The task:
In the copy, keep every record exact and leave out all images.

■ ■ ■ ■ ■

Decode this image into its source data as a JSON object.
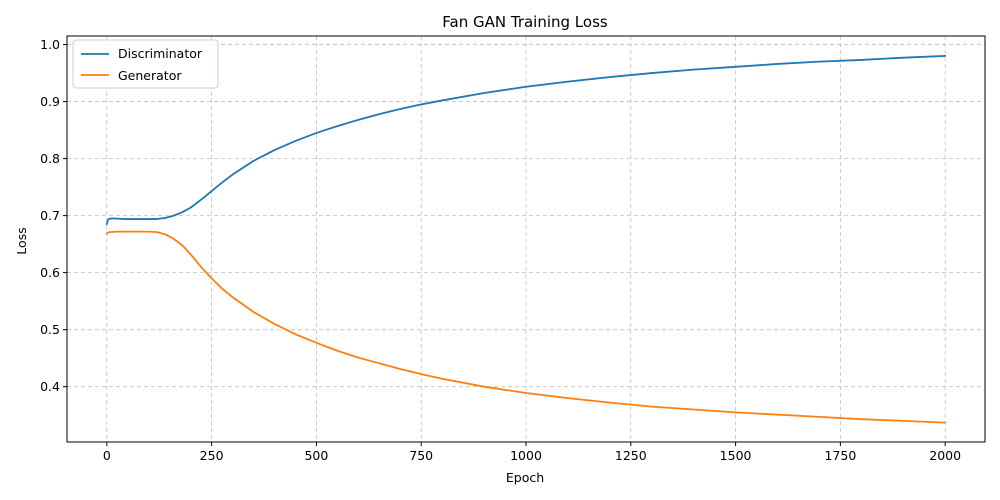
{
  "chart_data": {
    "type": "line",
    "title": "Fan GAN Training Loss",
    "xlabel": "Epoch",
    "ylabel": "Loss",
    "xlim": [
      -95,
      2095
    ],
    "ylim": [
      0.303,
      1.015
    ],
    "xticks": [
      0,
      250,
      500,
      750,
      1000,
      1250,
      1500,
      1750,
      2000
    ],
    "yticks": [
      0.4,
      0.5,
      0.6,
      0.7,
      0.8,
      0.9,
      1.0
    ],
    "xtick_labels": [
      "0",
      "250",
      "500",
      "750",
      "1000",
      "1250",
      "1500",
      "1750",
      "2000"
    ],
    "ytick_labels": [
      "0.4",
      "0.5",
      "0.6",
      "0.7",
      "0.8",
      "0.9",
      "1.0"
    ],
    "grid": true,
    "legend_position": "upper-left",
    "series": [
      {
        "name": "Discriminator",
        "color": "#1f77b4",
        "x": [
          0,
          2,
          5,
          10,
          20,
          40,
          60,
          80,
          100,
          120,
          140,
          160,
          180,
          200,
          225,
          250,
          275,
          300,
          350,
          400,
          450,
          500,
          550,
          600,
          650,
          700,
          750,
          800,
          900,
          1000,
          1100,
          1200,
          1300,
          1400,
          1500,
          1600,
          1700,
          1800,
          1900,
          2000
        ],
        "values": [
          0.685,
          0.692,
          0.694,
          0.695,
          0.695,
          0.694,
          0.694,
          0.694,
          0.694,
          0.694,
          0.696,
          0.7,
          0.706,
          0.714,
          0.728,
          0.743,
          0.758,
          0.772,
          0.796,
          0.815,
          0.831,
          0.845,
          0.857,
          0.868,
          0.878,
          0.887,
          0.895,
          0.902,
          0.915,
          0.926,
          0.935,
          0.943,
          0.95,
          0.956,
          0.961,
          0.966,
          0.97,
          0.973,
          0.977,
          0.98
        ]
      },
      {
        "name": "Generator",
        "color": "#ff7f0e",
        "x": [
          0,
          2,
          5,
          10,
          20,
          40,
          60,
          80,
          100,
          120,
          140,
          160,
          180,
          200,
          225,
          250,
          275,
          300,
          350,
          400,
          450,
          500,
          550,
          600,
          650,
          700,
          750,
          800,
          900,
          1000,
          1100,
          1200,
          1300,
          1400,
          1500,
          1600,
          1700,
          1800,
          1900,
          2000
        ],
        "values": [
          0.668,
          0.67,
          0.671,
          0.671,
          0.672,
          0.672,
          0.672,
          0.672,
          0.672,
          0.671,
          0.667,
          0.659,
          0.648,
          0.632,
          0.61,
          0.59,
          0.572,
          0.557,
          0.531,
          0.51,
          0.492,
          0.477,
          0.463,
          0.451,
          0.441,
          0.431,
          0.422,
          0.414,
          0.4,
          0.389,
          0.38,
          0.372,
          0.365,
          0.36,
          0.355,
          0.351,
          0.347,
          0.343,
          0.34,
          0.337
        ]
      }
    ]
  }
}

■ ■ ■ ■ ■

Answer in full:
Decode this image into its source data as a JSON object.
{
  "chart_data": {
    "type": "line",
    "title": "Fan GAN Training Loss",
    "xlabel": "Epoch",
    "ylabel": "Loss",
    "xlim": [
      -95,
      2095
    ],
    "ylim": [
      0.303,
      1.015
    ],
    "xticks": [
      0,
      250,
      500,
      750,
      1000,
      1250,
      1500,
      1750,
      2000
    ],
    "yticks": [
      0.4,
      0.5,
      0.6,
      0.7,
      0.8,
      0.9,
      1.0
    ],
    "xtick_labels": [
      "0",
      "250",
      "500",
      "750",
      "1000",
      "1250",
      "1500",
      "1750",
      "2000"
    ],
    "ytick_labels": [
      "0.4",
      "0.5",
      "0.6",
      "0.7",
      "0.8",
      "0.9",
      "1.0"
    ],
    "grid": true,
    "legend_position": "upper-left",
    "series": [
      {
        "name": "Discriminator",
        "color": "#1f77b4",
        "x": [
          0,
          2,
          5,
          10,
          20,
          40,
          60,
          80,
          100,
          120,
          140,
          160,
          180,
          200,
          225,
          250,
          275,
          300,
          350,
          400,
          450,
          500,
          550,
          600,
          650,
          700,
          750,
          800,
          900,
          1000,
          1100,
          1200,
          1300,
          1400,
          1500,
          1600,
          1700,
          1800,
          1900,
          2000
        ],
        "values": [
          0.685,
          0.692,
          0.694,
          0.695,
          0.695,
          0.694,
          0.694,
          0.694,
          0.694,
          0.694,
          0.696,
          0.7,
          0.706,
          0.714,
          0.728,
          0.743,
          0.758,
          0.772,
          0.796,
          0.815,
          0.831,
          0.845,
          0.857,
          0.868,
          0.878,
          0.887,
          0.895,
          0.902,
          0.915,
          0.926,
          0.935,
          0.943,
          0.95,
          0.956,
          0.961,
          0.966,
          0.97,
          0.973,
          0.977,
          0.98
        ]
      },
      {
        "name": "Generator",
        "color": "#ff7f0e",
        "x": [
          0,
          2,
          5,
          10,
          20,
          40,
          60,
          80,
          100,
          120,
          140,
          160,
          180,
          200,
          225,
          250,
          275,
          300,
          350,
          400,
          450,
          500,
          550,
          600,
          650,
          700,
          750,
          800,
          900,
          1000,
          1100,
          1200,
          1300,
          1400,
          1500,
          1600,
          1700,
          1800,
          1900,
          2000
        ],
        "values": [
          0.668,
          0.67,
          0.671,
          0.671,
          0.672,
          0.672,
          0.672,
          0.672,
          0.672,
          0.671,
          0.667,
          0.659,
          0.648,
          0.632,
          0.61,
          0.59,
          0.572,
          0.557,
          0.531,
          0.51,
          0.492,
          0.477,
          0.463,
          0.451,
          0.441,
          0.431,
          0.422,
          0.414,
          0.4,
          0.389,
          0.38,
          0.372,
          0.365,
          0.36,
          0.355,
          0.351,
          0.347,
          0.343,
          0.34,
          0.337
        ]
      }
    ]
  }
}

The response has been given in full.